%%

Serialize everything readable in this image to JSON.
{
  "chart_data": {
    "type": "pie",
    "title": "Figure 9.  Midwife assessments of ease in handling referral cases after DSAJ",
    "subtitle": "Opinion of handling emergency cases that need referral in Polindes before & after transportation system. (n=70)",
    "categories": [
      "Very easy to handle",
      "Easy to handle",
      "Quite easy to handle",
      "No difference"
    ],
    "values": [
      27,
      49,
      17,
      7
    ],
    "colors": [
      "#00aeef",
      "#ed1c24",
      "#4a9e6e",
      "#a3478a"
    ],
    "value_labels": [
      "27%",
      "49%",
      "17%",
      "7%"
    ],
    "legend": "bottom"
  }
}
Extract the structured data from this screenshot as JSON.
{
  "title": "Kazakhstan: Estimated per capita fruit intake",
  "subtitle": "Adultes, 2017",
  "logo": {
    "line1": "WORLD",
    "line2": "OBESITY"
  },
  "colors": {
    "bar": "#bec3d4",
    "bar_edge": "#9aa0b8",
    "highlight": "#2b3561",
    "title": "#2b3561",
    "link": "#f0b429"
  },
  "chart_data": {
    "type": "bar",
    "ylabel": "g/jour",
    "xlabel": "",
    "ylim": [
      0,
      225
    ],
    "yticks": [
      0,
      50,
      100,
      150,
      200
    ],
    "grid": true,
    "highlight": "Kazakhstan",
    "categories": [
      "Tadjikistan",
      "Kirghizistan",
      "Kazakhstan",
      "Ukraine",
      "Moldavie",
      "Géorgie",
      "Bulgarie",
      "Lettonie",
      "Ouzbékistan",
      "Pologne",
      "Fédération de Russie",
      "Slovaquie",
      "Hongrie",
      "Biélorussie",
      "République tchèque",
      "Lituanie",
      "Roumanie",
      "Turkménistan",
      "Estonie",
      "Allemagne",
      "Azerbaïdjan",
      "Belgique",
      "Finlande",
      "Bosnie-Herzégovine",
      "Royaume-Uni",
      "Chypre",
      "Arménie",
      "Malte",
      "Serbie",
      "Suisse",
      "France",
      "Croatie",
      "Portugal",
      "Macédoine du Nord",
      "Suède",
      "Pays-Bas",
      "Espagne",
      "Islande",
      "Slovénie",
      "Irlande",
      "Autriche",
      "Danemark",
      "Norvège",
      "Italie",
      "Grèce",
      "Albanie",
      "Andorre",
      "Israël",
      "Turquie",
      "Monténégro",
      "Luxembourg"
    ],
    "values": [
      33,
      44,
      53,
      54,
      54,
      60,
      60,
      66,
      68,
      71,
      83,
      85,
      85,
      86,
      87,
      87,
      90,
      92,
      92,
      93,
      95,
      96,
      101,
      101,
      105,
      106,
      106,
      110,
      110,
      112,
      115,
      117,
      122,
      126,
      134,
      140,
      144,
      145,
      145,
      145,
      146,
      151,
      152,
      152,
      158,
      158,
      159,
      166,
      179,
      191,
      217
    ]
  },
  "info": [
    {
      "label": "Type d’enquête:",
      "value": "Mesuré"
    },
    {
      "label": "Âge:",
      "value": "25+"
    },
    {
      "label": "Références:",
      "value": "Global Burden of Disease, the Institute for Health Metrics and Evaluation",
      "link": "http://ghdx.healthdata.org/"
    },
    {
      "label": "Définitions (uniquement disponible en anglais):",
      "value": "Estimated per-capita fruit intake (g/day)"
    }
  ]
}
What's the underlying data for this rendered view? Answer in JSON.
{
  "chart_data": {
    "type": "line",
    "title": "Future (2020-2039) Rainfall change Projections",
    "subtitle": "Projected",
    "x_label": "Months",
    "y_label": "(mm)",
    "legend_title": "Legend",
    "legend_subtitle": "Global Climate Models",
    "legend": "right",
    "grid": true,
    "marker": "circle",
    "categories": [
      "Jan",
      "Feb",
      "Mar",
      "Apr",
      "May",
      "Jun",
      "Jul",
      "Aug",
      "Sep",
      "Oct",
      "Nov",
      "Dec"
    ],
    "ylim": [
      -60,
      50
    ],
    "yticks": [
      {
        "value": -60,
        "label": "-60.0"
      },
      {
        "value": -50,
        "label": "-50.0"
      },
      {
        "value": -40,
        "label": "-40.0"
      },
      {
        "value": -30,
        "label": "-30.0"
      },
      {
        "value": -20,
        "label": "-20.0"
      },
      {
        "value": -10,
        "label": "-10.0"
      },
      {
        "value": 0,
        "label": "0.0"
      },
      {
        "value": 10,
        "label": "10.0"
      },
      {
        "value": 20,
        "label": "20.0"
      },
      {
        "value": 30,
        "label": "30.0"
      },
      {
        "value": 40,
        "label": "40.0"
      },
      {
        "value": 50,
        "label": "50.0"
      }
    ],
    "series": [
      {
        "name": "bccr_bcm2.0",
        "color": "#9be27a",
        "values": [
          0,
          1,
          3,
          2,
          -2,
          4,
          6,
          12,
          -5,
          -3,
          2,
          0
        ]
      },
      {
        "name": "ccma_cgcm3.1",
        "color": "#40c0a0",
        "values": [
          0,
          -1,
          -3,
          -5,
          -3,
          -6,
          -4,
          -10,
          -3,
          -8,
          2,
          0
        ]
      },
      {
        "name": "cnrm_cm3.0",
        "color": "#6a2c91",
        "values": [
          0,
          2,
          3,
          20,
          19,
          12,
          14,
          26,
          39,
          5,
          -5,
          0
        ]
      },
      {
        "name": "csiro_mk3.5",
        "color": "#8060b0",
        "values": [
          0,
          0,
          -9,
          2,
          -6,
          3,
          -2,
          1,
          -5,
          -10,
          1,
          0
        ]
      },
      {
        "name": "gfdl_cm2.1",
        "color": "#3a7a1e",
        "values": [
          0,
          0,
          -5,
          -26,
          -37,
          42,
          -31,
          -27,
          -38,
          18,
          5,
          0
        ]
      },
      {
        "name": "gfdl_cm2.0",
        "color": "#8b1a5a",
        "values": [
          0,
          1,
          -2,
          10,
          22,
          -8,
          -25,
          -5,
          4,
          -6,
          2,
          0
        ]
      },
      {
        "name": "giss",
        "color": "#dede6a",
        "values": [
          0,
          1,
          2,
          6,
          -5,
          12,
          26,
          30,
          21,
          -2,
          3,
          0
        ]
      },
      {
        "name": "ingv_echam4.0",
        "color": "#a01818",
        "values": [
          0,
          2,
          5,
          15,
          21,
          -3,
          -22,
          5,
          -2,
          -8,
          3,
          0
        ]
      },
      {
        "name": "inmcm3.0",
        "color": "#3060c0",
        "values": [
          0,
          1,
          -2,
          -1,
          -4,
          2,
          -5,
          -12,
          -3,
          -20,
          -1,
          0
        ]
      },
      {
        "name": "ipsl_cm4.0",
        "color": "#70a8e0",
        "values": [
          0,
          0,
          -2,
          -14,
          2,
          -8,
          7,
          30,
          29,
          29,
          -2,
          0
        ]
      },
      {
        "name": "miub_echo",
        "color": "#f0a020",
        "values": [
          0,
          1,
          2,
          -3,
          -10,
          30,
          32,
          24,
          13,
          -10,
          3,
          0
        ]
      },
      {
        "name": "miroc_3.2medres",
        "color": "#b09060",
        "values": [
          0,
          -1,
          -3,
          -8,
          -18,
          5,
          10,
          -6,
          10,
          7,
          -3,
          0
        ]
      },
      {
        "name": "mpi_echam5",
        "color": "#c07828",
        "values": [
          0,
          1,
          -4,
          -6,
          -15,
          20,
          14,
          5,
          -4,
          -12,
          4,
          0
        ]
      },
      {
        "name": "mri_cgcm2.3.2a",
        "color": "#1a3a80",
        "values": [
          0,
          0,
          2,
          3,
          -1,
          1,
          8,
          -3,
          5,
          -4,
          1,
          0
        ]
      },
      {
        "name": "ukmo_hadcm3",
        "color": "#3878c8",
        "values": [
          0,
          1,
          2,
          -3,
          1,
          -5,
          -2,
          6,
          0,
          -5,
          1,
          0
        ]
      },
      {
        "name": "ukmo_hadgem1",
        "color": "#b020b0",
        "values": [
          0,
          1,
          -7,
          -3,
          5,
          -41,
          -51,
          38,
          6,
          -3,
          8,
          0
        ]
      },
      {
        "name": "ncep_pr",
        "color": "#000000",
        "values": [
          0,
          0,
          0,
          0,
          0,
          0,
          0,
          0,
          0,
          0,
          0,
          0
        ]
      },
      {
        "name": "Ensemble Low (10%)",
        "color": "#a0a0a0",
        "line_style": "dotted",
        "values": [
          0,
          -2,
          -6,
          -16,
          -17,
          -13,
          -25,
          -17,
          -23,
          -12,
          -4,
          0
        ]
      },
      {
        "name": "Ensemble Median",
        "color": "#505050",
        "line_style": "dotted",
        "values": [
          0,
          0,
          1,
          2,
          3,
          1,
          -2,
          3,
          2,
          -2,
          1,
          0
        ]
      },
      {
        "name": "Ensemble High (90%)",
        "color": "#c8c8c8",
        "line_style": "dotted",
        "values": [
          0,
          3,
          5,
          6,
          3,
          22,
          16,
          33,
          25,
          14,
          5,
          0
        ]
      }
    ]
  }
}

%%

Count every line above that holds the string "this" and give the total, nothing more.

3